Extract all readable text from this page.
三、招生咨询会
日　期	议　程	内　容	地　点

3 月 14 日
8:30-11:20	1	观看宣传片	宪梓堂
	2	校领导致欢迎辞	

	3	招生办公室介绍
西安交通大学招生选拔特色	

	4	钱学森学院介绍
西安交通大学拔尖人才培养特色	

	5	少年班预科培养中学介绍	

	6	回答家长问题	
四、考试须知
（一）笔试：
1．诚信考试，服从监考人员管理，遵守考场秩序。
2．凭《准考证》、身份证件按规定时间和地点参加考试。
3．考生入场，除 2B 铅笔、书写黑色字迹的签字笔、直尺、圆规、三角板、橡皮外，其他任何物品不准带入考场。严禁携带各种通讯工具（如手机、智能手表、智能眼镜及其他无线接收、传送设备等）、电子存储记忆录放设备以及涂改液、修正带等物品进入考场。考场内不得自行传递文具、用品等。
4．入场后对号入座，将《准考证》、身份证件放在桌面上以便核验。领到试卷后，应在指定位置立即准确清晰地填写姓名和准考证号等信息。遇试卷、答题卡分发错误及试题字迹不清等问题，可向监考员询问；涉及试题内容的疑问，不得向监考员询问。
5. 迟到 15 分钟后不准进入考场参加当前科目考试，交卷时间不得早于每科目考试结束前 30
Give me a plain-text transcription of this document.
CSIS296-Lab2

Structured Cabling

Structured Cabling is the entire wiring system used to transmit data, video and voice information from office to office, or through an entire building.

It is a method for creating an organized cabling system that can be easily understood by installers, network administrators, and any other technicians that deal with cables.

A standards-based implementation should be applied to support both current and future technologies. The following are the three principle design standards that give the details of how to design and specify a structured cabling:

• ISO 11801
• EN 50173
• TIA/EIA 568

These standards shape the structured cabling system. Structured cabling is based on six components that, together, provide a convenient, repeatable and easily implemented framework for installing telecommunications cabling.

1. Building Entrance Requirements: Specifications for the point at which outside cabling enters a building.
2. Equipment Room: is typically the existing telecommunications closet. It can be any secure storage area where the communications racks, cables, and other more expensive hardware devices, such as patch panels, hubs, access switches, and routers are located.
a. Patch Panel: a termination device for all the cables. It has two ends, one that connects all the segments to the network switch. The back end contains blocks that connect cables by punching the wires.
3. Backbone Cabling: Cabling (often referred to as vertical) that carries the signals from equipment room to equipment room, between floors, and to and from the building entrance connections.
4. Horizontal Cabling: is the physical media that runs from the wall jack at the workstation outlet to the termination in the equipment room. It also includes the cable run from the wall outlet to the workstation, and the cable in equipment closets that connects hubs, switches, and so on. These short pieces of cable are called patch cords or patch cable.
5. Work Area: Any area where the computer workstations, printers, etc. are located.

· · · · · · ·

**Given task**
Return all of the entries exactly as they were supplied.

**Written reply**
Extract all readable text from this page.
三、招生咨询会
日　期	议　程	内　容	地　点

3 月 14 日
8:30-11:20	1	观看宣传片	宪梓堂
	2	校领导致欢迎辞	

	3	招生办公室介绍
西安交通大学招生选拔特色	

	4	钱学森学院介绍
西安交通大学拔尖人才培养特色	

	5	少年班预科培养中学介绍	

	6	回答家长问题	
四、考试须知
（一）笔试：
1．诚信考试，服从监考人员管理，遵守考场秩序。
2．凭《准考证》、身份证件按规定时间和地点参加考试。
3．考生入场，除 2B 铅笔、书写黑色字迹的签字笔、直尺、圆规、三角板、橡皮外，其他任何物品不准带入考场。严禁携带各种通讯工具（如手机、智能手表、智能眼镜及其他无线接收、传送设备等）、电子存储记忆录放设备以及涂改液、修正带等物品进入考场。考场内不得自行传递文具、用品等。
4．入场后对号入座，将《准考证》、身份证件放在桌面上以便核验。领到试卷后，应在指定位置立即准确清晰地填写姓名和准考证号等信息。遇试卷、答题卡分发错误及试题字迹不清等问题，可向监考员询问；涉及试题内容的疑问，不得向监考员询问。
5. 迟到 15 分钟后不准进入考场参加当前科目考试，交卷时间不得早于每科目考试结束前 30
Give me a plain-text transcription of this document.
CSIS296-Lab2

Structured Cabling

Structured Cabling is the entire wiring system used to transmit data, video and voice information from office to office, or through an entire building.

It is a method for creating an organized cabling system that can be easily understood by installers, network administrators, and any other technicians that deal with cables.

A standards-based implementation should be applied to support both current and future technologies. The following are the three principle design standards that give the details of how to design and specify a structured cabling:

• ISO 11801
• EN 50173
• TIA/EIA 568

These standards shape the structured cabling system. Structured cabling is based on six components that, together, provide a convenient, repeatable and easily implemented framework for installing telecommunications cabling.

1. Building Entrance Requirements: Specifications for the point at which outside cabling enters a building.
2. Equipment Room: is typically the existing telecommunications closet. It can be any secure storage area where the communications racks, cables, and other more expensive hardware devices, such as patch panels, hubs, access switches, and routers are located.
a. Patch Panel: a termination device for all the cables. It has two ends, one that connects all the segments to the network switch. The back end contains blocks that connect cables by punching the wires.
3. Backbone Cabling: Cabling (often referred to as vertical) that carries the signals from equipment room to equipment room, between floors, and to and from the building entrance connections.
4. Horizontal Cabling: is the physical media that runs from the wall jack at the workstation outlet to the termination in the equipment room. It also includes the cable run from the wall outlet to the workstation, and the cable in equipment closets that connects hubs, switches, and so on. These short pieces of cable are called patch cords or patch cable.
5. Work Area: Any area where the computer workstations, printers, etc. are located.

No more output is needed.